◆ The task
Skip the images and return the records below exactly.

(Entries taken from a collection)
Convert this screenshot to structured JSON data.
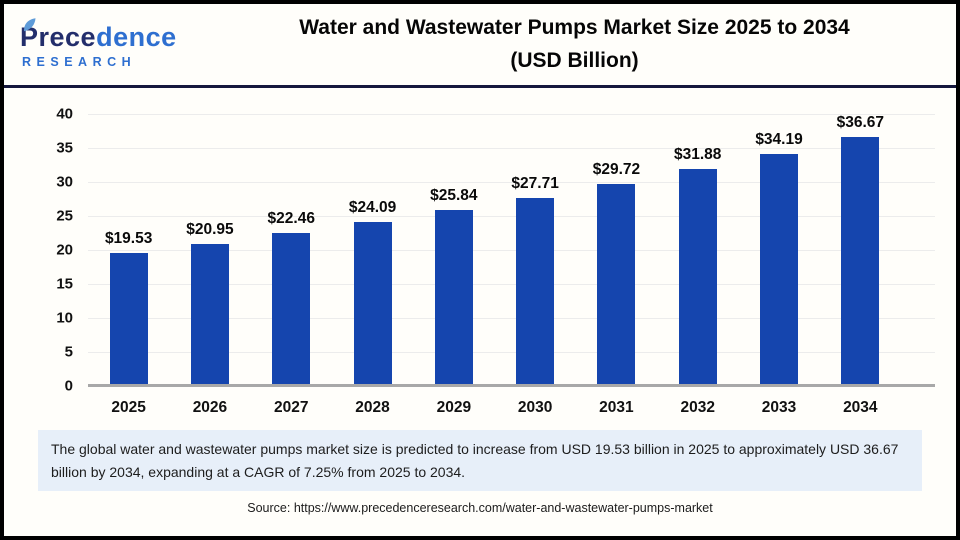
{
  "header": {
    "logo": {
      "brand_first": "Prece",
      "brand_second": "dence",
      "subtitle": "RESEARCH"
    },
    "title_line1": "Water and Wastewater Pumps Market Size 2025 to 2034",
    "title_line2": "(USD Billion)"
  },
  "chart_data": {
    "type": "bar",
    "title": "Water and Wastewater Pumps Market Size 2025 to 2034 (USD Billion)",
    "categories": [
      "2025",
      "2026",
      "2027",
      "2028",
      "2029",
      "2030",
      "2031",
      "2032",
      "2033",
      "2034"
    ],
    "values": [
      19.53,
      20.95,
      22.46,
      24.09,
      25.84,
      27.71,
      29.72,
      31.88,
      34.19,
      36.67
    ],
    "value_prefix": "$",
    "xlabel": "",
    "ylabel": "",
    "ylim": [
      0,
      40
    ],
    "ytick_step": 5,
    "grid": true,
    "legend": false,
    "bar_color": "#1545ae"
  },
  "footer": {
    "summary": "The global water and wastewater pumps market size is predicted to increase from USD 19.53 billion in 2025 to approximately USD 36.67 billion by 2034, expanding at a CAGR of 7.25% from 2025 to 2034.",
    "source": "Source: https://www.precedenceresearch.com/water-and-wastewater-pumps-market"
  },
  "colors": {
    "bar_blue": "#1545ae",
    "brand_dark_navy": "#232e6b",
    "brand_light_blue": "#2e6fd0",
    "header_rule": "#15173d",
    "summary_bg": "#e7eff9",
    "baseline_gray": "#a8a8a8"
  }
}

◆ Reply to the exercise
Convert this screenshot to structured JSON data.
{
  "header": {
    "logo": {
      "brand_first": "Prece",
      "brand_second": "dence",
      "subtitle": "RESEARCH"
    },
    "title_line1": "Water and Wastewater Pumps Market Size 2025 to 2034",
    "title_line2": "(USD Billion)"
  },
  "chart_data": {
    "type": "bar",
    "title": "Water and Wastewater Pumps Market Size 2025 to 2034 (USD Billion)",
    "categories": [
      "2025",
      "2026",
      "2027",
      "2028",
      "2029",
      "2030",
      "2031",
      "2032",
      "2033",
      "2034"
    ],
    "values": [
      19.53,
      20.95,
      22.46,
      24.09,
      25.84,
      27.71,
      29.72,
      31.88,
      34.19,
      36.67
    ],
    "value_prefix": "$",
    "xlabel": "",
    "ylabel": "",
    "ylim": [
      0,
      40
    ],
    "ytick_step": 5,
    "grid": true,
    "legend": false,
    "bar_color": "#1545ae"
  },
  "footer": {
    "summary": "The global water and wastewater pumps market size is predicted to increase from USD 19.53 billion in 2025 to approximately USD 36.67 billion by 2034, expanding at a CAGR of 7.25% from 2025 to 2034.",
    "source": "Source: https://www.precedenceresearch.com/water-and-wastewater-pumps-market"
  },
  "colors": {
    "bar_blue": "#1545ae",
    "brand_dark_navy": "#232e6b",
    "brand_light_blue": "#2e6fd0",
    "header_rule": "#15173d",
    "summary_bg": "#e7eff9",
    "baseline_gray": "#a8a8a8"
  }
}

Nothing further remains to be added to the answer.